■ TEXT SEGMENT
60 Minutes Looks At The Race Against The Machine

Monday, January 14, 2013

Rodney Brooks' robot Baxter


 Technological Unemployment
When Andrew McAfee and Erik Brynjolfsson first released their book, "Race Against The Machine," their hypotheses about AI and robotics' affect on the economy were largely dismissed.  Now as technology continues its exponential advances, their concepts are entering the mainstream, as was exemplified by the authors appearing in a 60 Minutes feature this weekend.
By the time "Star Wars" trilogy arrived, the popular notion of robots with their computerized brains and nerve systems had been fully integrated into the public's imagination. Now the robots are here, but, as Steve Kroft from 60 Minutes found out recently, instead of serving us, they are competing for our jobs.

According to MIT professors, Erik Brynjolfsson and Andrew McAfee authors of, Race Against The Machine: How the Digital Revolution is Accelerating Innovation, Driving Productivity, and Irreversibly Transforming Employment and the Economy, the new robotic revolution is one of the reasons for the jobless recovery.

McAfee tells Kroft, "Our economy is bigger than it was before the start of the Great Recession. Corporate profits are back. Business investment in hardware and software is bactk higher than it's ever been. What's not back is the jobs."

"Technology is always creating jobs. It's always destroying jobs. But right now the pace is accelerating. It's faster we think than ever before in history. So as a consequence, we are not creating jobs at the same pace that we need to," adds Brynjolfsson.

McAfee, "The fact that computers can now understand and respond to human speech, the fact that they can actually generate prose of decent quality, they can drive cars, they can win at Jeopardy. We're seeing technology demonstrate skills that it's never, ever done before."

Kroft points out that one of the few bright spots is a modest rise in U.S. manufacturing: an early casualty of automation that is making a comeback because it.

■ REQUIRED TASKS
1. Print everything in the 60 Minutes article from "60 Minutes Looks" down to "for our jobs.".
2. According to the 60 Minutes article, at which institution are Erik Brynjolfsson and Andrew McAfee professors?
3. List every ability that McAfee, quoted in the 60 Minutes article, says computers now have.
None of this requires the listing.

■ DATA PROVIDED
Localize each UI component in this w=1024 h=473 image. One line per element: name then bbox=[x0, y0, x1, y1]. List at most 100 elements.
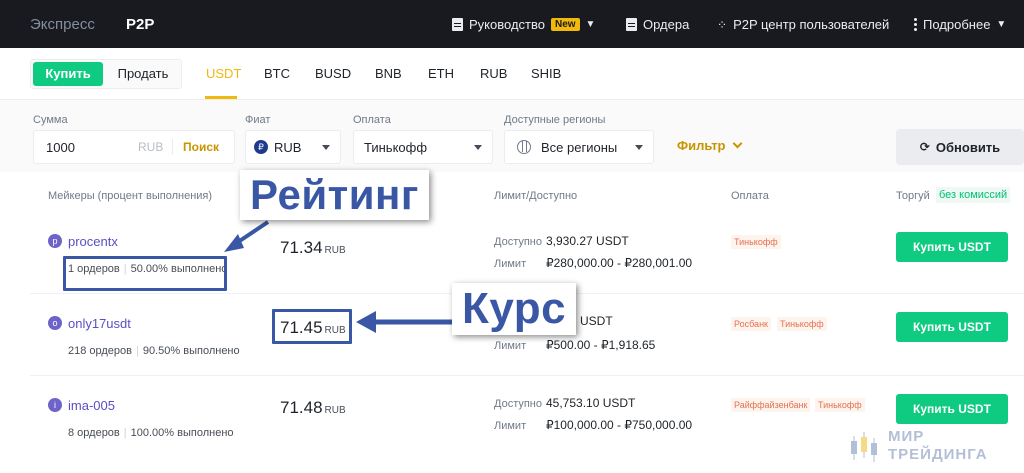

■ THE REPLIES
1.
60 Minutes Looks At The Race Against The Machine

Monday, January 14, 2013

Rodney Brooks' robot Baxter


 Technological Unemployment
When Andrew McAfee and Erik Brynjolfsson first released their book, "Race Against The Machine," their hypotheses about AI and robotics' affect on the economy were largely dismissed.  Now as technology continues its exponential advances, their concepts are entering the mainstream, as was exemplified by the authors appearing in a 60 Minutes feature this weekend.
By the time "Star Wars" trilogy arrived, the popular notion of robots with their computerized brains and nerve systems had been fully integrated into the public's imagination. Now the robots are here, but, as Steve Kroft from 60 Minutes found out recently, instead of serving us, they are competing for our jobs.

2. MIT

3.
- Understanding and responding to human speech
- Generating prose of decent quality
- Driving cars
- Winning at Jeopardy